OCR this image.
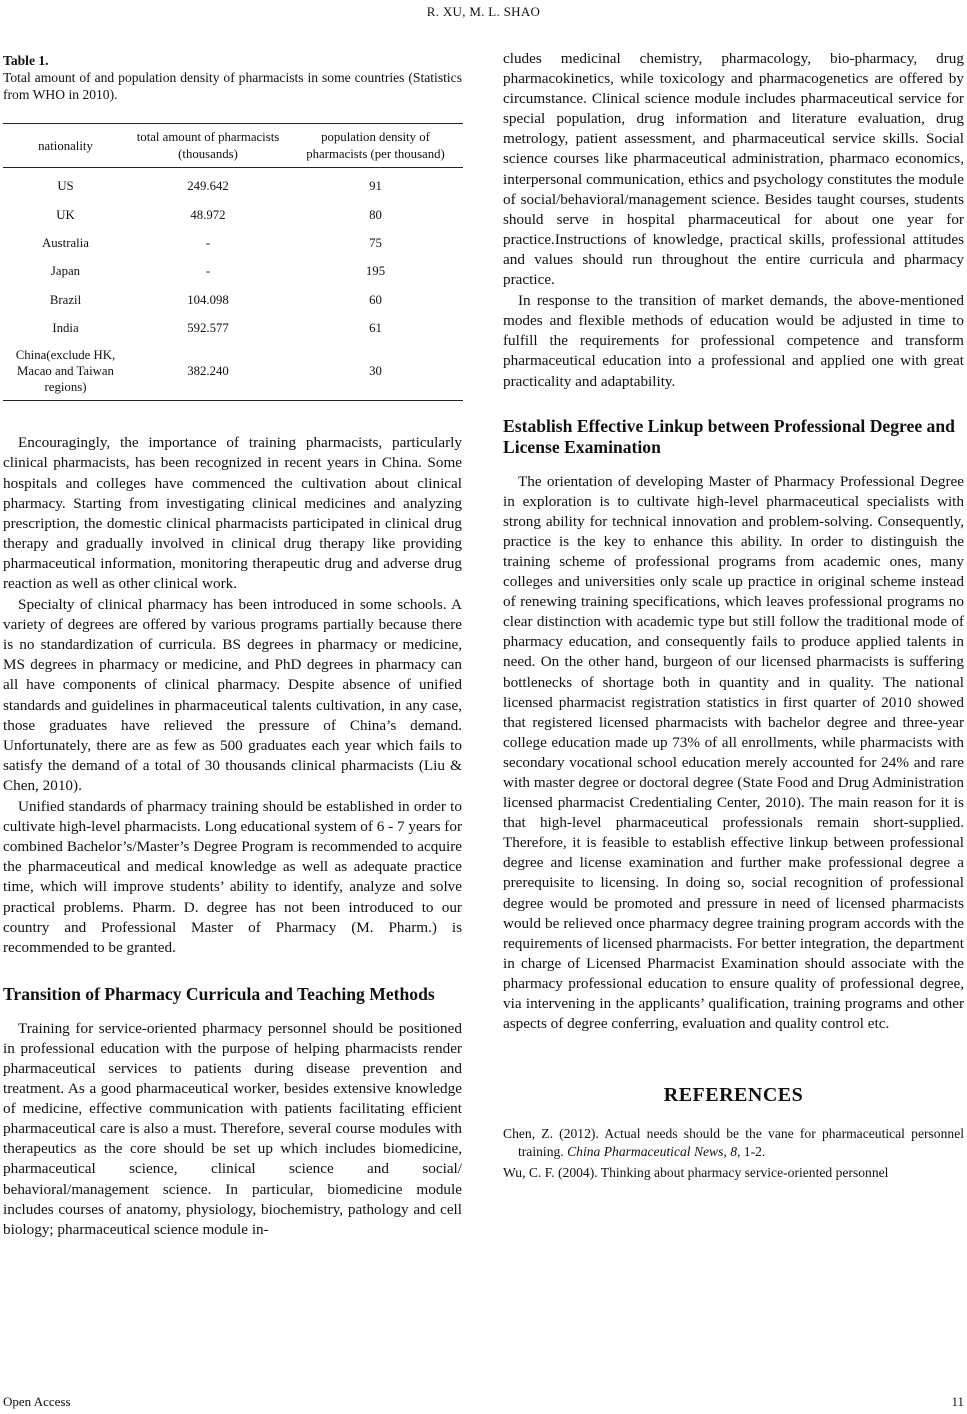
R. XU, M. L. SHAO

Table 1.

Total amount of and population density of pharmacists in some countries (Statistics from WHO in 2010).

nationality	total amount of pharmacists (thousands)	population density of pharmacists (per thousand)
US	249.642	91
UK	48.972	80
Australia	-	75
Japan	-	195
Brazil	104.098	60
India	592.577	61
China(exclude HK, Macao and Taiwan regions)	382.240	30

Encouragingly, the importance of training pharmacists, particularly clinical pharmacists, has been recognized in recent years in China. Some hospitals and colleges have commenced the cultivation about clinical pharmacy. Starting from investigating clinical medicines and analyzing prescription, the domestic clinical pharmacists participated in clinical drug therapy and gradually involved in clinical drug therapy like providing pharmaceutical information, monitoring therapeutic drug and adverse drug reaction as well as other clinical work.

Specialty of clinical pharmacy has been introduced in some schools. A variety of degrees are offered by various programs partially because there is no standardization of curricula. BS degrees in pharmacy or medicine, MS degrees in pharmacy or medicine, and PhD degrees in pharmacy can all have components of clinical pharmacy. Despite absence of unified standards and guidelines in pharmaceutical talents cultivation, in any case, those graduates have relieved the pressure of China’s demand. Unfortunately, there are as few as 500 graduates each year which fails to satisfy the demand of a total of 30 thousands clinical pharmacists (Liu & Chen, 2010).

Unified standards of pharmacy training should be established in order to cultivate high-level pharmacists. Long educational system of 6 - 7 years for combined Bachelor’s/Master’s Degree Program is recommended to acquire the pharmaceutical and medical knowledge as well as adequate practice time, which will improve students’ ability to identify, analyze and solve practical problems. Pharm. D. degree has not been introduced to our country and Professional Master of Pharmacy (M. Pharm.) is recommended to be granted.

Transition of Pharmacy Curricula and Teaching Methods

Training for service-oriented pharmacy personnel should be positioned in professional education with the purpose of helping pharmacists render pharmaceutical services to patients during disease prevention and treatment. As a good pharmaceutical worker, besides extensive knowledge of medicine, effective communication with patients facilitating efficient pharmaceutical care is also a must. Therefore, several course modules with therapeutics as the core should be set up which includes biomedicine, pharmaceutical science, clinical science and social/ behavioral/management science. In particular, biomedicine module includes courses of anatomy, physiology, biochemistry, pathology and cell biology; pharmaceutical science module in-

cludes medicinal chemistry, pharmacology, bio-pharmacy, drug pharmacokinetics, while toxicology and pharmacogenetics are offered by circumstance. Clinical science module includes pharmaceutical service for special population, drug information and literature evaluation, drug metrology, patient assessment, and pharmaceutical service skills. Social science courses like pharmaceutical administration, pharmaco economics, interpersonal communication, ethics and psychology constitutes the module of social/behavioral/management science. Besides taught courses, students should serve in hospital pharmaceutical for about one year for practice.Instructions of knowledge, practical skills, professional attitudes and values should run throughout the entire curricula and pharmacy practice.

In response to the transition of market demands, the above-mentioned modes and flexible methods of education would be adjusted in time to fulfill the requirements for professional competence and transform pharmaceutical education into a professional and applied one with great practicality and adaptability.

Establish Effective Linkup between Professional Degree and License Examination

The orientation of developing Master of Pharmacy Professional Degree in exploration is to cultivate high-level pharmaceutical specialists with strong ability for technical innovation and problem-solving. Consequently, practice is the key to enhance this ability. In order to distinguish the training scheme of professional programs from academic ones, many colleges and universities only scale up practice in original scheme instead of renewing training specifications, which leaves professional programs no clear distinction with academic type but still follow the traditional mode of pharmacy education, and consequently fails to produce applied talents in need. On the other hand, burgeon of our licensed pharmacists is suffering bottlenecks of shortage both in quantity and in quality. The national licensed pharmacist registration statistics in first quarter of 2010 showed that registered licensed pharmacists with bachelor degree and three-year college education made up 73% of all enrollments, while pharmacists with secondary vocational school education merely accounted for 24% and rare with master degree or doctoral degree (State Food and Drug Administration licensed pharmacist Credentialing Center, 2010). The main reason for it is that high-level pharmaceutical professionals remain short-supplied. Therefore, it is feasible to establish effective linkup between professional degree and license examination and further make professional degree a prerequisite to licensing. In doing so, social recognition of professional degree would be promoted and pressure in need of licensed pharmacists would be relieved once pharmacy degree training program accords with the requirements of licensed pharmacists. For better integration, the department in charge of Licensed Pharmacist Examination should associate with the pharmacy professional education to ensure quality of professional degree, via intervening in the applicants’ qualification, training programs and other aspects of degree conferring, evaluation and quality control etc.

REFERENCES

Chen, Z. (2012). Actual needs should be the vane for pharmaceutical personnel training. China Pharmaceutical News, 8, 1-2.

Wu, C. F. (2004). Thinking about pharmacy service-oriented personnel

Open Access	11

- _Task_
Keep every word of the records exact as you write them out, but drop the pictures.

- _Response area_
OCR this image.
R. XU, M. L. SHAO

Table 1.

Total amount of and population density of pharmacists in some countries (Statistics from WHO in 2010).

nationality	total amount of pharmacists (thousands)	population density of pharmacists (per thousand)
US	249.642	91
UK	48.972	80
Australia	-	75
Japan	-	195
Brazil	104.098	60
India	592.577	61
China(exclude HK, Macao and Taiwan regions)	382.240	30

Encouragingly, the importance of training pharmacists, particularly clinical pharmacists, has been recognized in recent years in China. Some hospitals and colleges have commenced the cultivation about clinical pharmacy. Starting from investigating clinical medicines and analyzing prescription, the domestic clinical pharmacists participated in clinical drug therapy and gradually involved in clinical drug therapy like providing pharmaceutical information, monitoring therapeutic drug and adverse drug reaction as well as other clinical work.

Specialty of clinical pharmacy has been introduced in some schools. A variety of degrees are offered by various programs partially because there is no standardization of curricula. BS degrees in pharmacy or medicine, MS degrees in pharmacy or medicine, and PhD degrees in pharmacy can all have components of clinical pharmacy. Despite absence of unified standards and guidelines in pharmaceutical talents cultivation, in any case, those graduates have relieved the pressure of China’s demand. Unfortunately, there are as few as 500 graduates each year which fails to satisfy the demand of a total of 30 thousands clinical pharmacists (Liu & Chen, 2010).

Unified standards of pharmacy training should be established in order to cultivate high-level pharmacists. Long educational system of 6 - 7 years for combined Bachelor’s/Master’s Degree Program is recommended to acquire the pharmaceutical and medical knowledge as well as adequate practice time, which will improve students’ ability to identify, analyze and solve practical problems. Pharm. D. degree has not been introduced to our country and Professional Master of Pharmacy (M. Pharm.) is recommended to be granted.

Transition of Pharmacy Curricula and Teaching Methods

Training for service-oriented pharmacy personnel should be positioned in professional education with the purpose of helping pharmacists render pharmaceutical services to patients during disease prevention and treatment. As a good pharmaceutical worker, besides extensive knowledge of medicine, effective communication with patients facilitating efficient pharmaceutical care is also a must. Therefore, several course modules with therapeutics as the core should be set up which includes biomedicine, pharmaceutical science, clinical science and social/ behavioral/management science. In particular, biomedicine module includes courses of anatomy, physiology, biochemistry, pathology and cell biology; pharmaceutical science module in-

cludes medicinal chemistry, pharmacology, bio-pharmacy, drug pharmacokinetics, while toxicology and pharmacogenetics are offered by circumstance. Clinical science module includes pharmaceutical service for special population, drug information and literature evaluation, drug metrology, patient assessment, and pharmaceutical service skills. Social science courses like pharmaceutical administration, pharmaco economics, interpersonal communication, ethics and psychology constitutes the module of social/behavioral/management science. Besides taught courses, students should serve in hospital pharmaceutical for about one year for practice.Instructions of knowledge, practical skills, professional attitudes and values should run throughout the entire curricula and pharmacy practice.

In response to the transition of market demands, the above-mentioned modes and flexible methods of education would be adjusted in time to fulfill the requirements for professional competence and transform pharmaceutical education into a professional and applied one with great practicality and adaptability.

Establish Effective Linkup between Professional Degree and License Examination

The orientation of developing Master of Pharmacy Professional Degree in exploration is to cultivate high-level pharmaceutical specialists with strong ability for technical innovation and problem-solving. Consequently, practice is the key to enhance this ability. In order to distinguish the training scheme of professional programs from academic ones, many colleges and universities only scale up practice in original scheme instead of renewing training specifications, which leaves professional programs no clear distinction with academic type but still follow the traditional mode of pharmacy education, and consequently fails to produce applied talents in need. On the other hand, burgeon of our licensed pharmacists is suffering bottlenecks of shortage both in quantity and in quality. The national licensed pharmacist registration statistics in first quarter of 2010 showed that registered licensed pharmacists with bachelor degree and three-year college education made up 73% of all enrollments, while pharmacists with secondary vocational school education merely accounted for 24% and rare with master degree or doctoral degree (State Food and Drug Administration licensed pharmacist Credentialing Center, 2010). The main reason for it is that high-level pharmaceutical professionals remain short-supplied. Therefore, it is feasible to establish effective linkup between professional degree and license examination and further make professional degree a prerequisite to licensing. In doing so, social recognition of professional degree would be promoted and pressure in need of licensed pharmacists would be relieved once pharmacy degree training program accords with the requirements of licensed pharmacists. For better integration, the department in charge of Licensed Pharmacist Examination should associate with the pharmacy professional education to ensure quality of professional degree, via intervening in the applicants’ qualification, training programs and other aspects of degree conferring, evaluation and quality control etc.

REFERENCES

Chen, Z. (2012). Actual needs should be the vane for pharmaceutical personnel training. China Pharmaceutical News, 8, 1-2.

Wu, C. F. (2004). Thinking about pharmacy service-oriented personnel

Open Access	11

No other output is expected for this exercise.